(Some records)
☆ ☆ ☆

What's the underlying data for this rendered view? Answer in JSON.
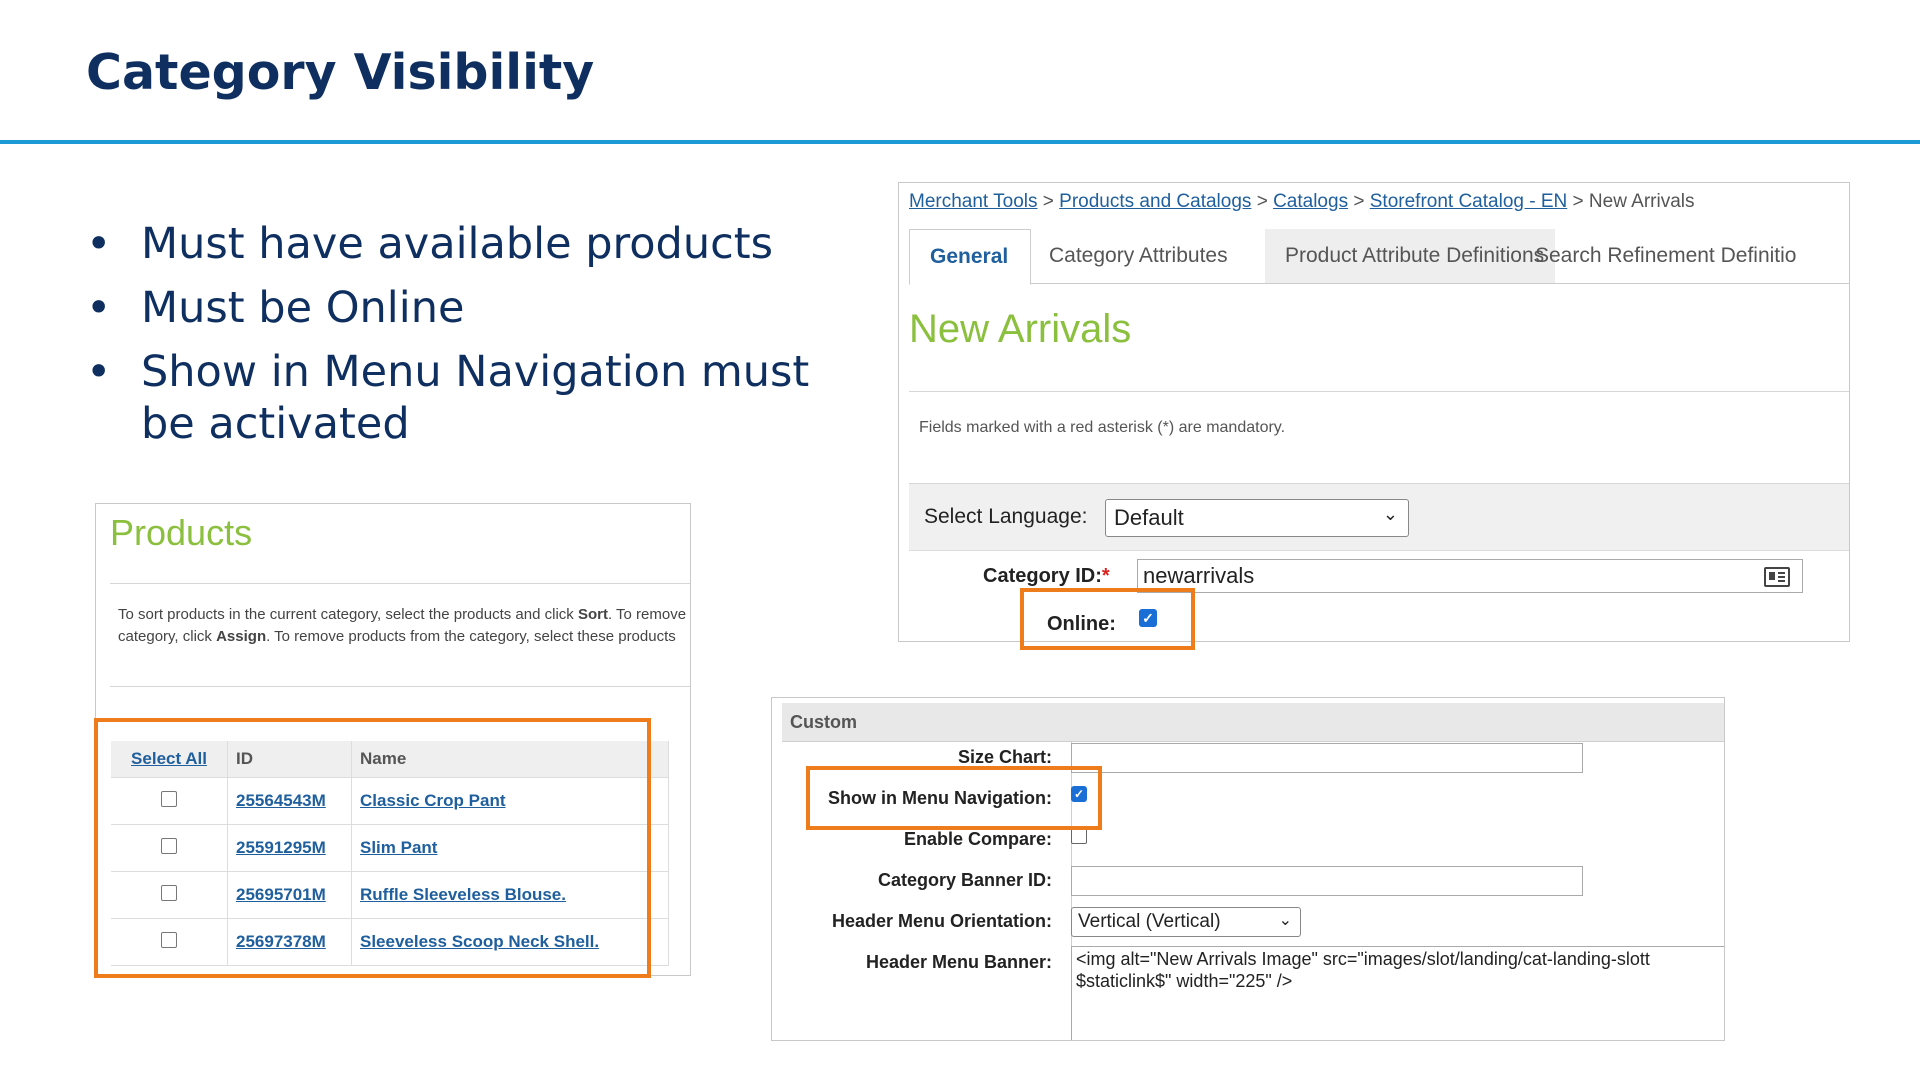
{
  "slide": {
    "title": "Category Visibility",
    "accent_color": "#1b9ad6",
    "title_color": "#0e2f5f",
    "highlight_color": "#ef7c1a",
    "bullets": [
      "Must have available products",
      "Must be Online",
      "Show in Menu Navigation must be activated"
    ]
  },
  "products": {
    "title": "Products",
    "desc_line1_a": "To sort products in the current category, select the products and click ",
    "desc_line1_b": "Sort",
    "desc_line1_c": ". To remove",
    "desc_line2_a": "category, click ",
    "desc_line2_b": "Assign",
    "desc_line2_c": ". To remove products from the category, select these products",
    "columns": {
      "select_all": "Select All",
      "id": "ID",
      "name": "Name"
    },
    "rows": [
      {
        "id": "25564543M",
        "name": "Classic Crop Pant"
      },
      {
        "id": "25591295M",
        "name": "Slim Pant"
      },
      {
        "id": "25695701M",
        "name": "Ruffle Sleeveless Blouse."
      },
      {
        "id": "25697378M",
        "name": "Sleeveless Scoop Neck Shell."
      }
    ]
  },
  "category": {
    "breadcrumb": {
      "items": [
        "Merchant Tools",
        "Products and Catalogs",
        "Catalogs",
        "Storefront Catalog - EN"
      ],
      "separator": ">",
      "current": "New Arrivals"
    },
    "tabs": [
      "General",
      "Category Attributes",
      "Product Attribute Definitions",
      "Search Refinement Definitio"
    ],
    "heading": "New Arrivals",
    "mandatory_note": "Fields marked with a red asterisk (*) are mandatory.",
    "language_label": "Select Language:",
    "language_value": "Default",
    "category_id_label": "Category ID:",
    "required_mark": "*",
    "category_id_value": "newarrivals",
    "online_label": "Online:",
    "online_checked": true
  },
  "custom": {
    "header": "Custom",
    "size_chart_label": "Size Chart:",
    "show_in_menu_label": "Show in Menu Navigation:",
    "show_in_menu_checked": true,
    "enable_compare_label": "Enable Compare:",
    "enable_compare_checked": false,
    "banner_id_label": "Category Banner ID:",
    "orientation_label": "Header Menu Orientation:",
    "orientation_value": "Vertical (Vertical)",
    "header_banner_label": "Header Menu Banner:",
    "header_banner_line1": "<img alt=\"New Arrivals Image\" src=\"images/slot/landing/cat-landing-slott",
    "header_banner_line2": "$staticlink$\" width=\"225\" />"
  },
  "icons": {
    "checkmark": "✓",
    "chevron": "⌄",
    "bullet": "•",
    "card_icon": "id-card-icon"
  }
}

☆ ☆ ☆

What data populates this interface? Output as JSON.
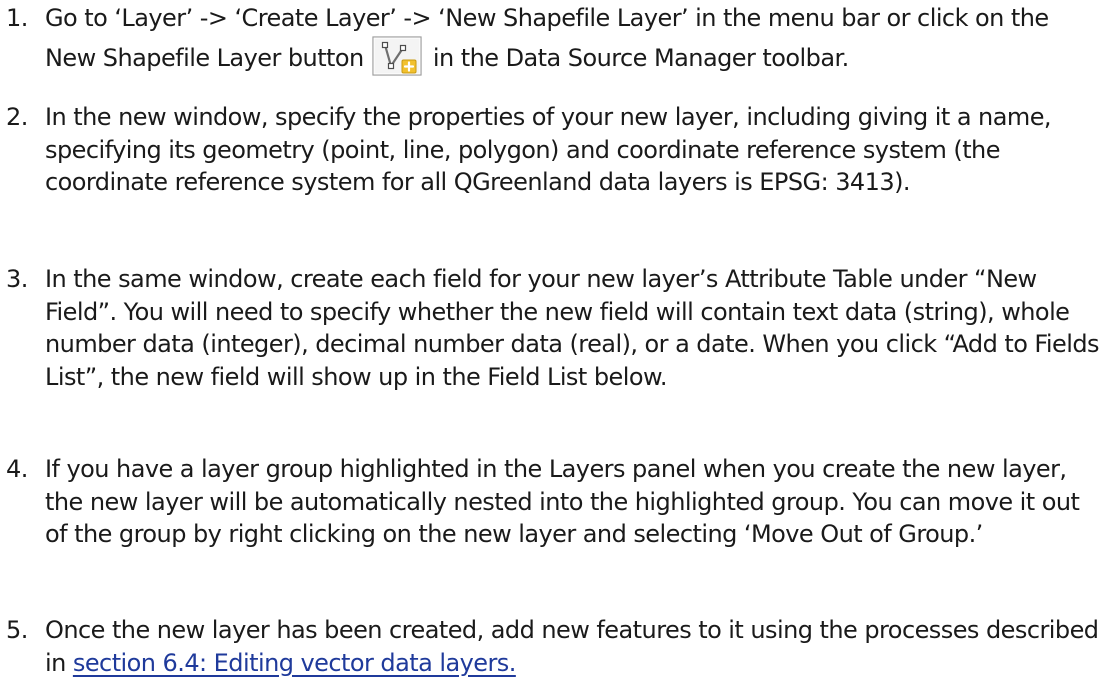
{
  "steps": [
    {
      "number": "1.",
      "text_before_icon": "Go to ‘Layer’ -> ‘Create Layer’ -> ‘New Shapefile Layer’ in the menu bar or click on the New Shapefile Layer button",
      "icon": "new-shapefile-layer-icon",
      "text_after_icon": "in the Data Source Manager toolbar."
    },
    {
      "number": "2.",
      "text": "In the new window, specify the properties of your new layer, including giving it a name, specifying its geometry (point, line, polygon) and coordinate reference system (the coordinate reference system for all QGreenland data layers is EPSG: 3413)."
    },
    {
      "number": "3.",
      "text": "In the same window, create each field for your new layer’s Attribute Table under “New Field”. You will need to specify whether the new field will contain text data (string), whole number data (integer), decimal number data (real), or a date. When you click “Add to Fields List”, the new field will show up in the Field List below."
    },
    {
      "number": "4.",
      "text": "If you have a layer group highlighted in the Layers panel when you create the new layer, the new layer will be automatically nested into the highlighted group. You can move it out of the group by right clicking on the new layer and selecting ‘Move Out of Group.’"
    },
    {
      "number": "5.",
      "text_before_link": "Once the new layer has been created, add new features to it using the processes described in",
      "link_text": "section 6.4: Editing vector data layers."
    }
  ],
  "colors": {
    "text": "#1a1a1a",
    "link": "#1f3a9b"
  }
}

☆ ☆ ☆

» **Exercise prompt**:
Copy out all lines above that include the string "What".

» **Output of the task**:
What's the underlying data for this rendered view? Answer in JSON.
What data populates this interface? Output as JSON.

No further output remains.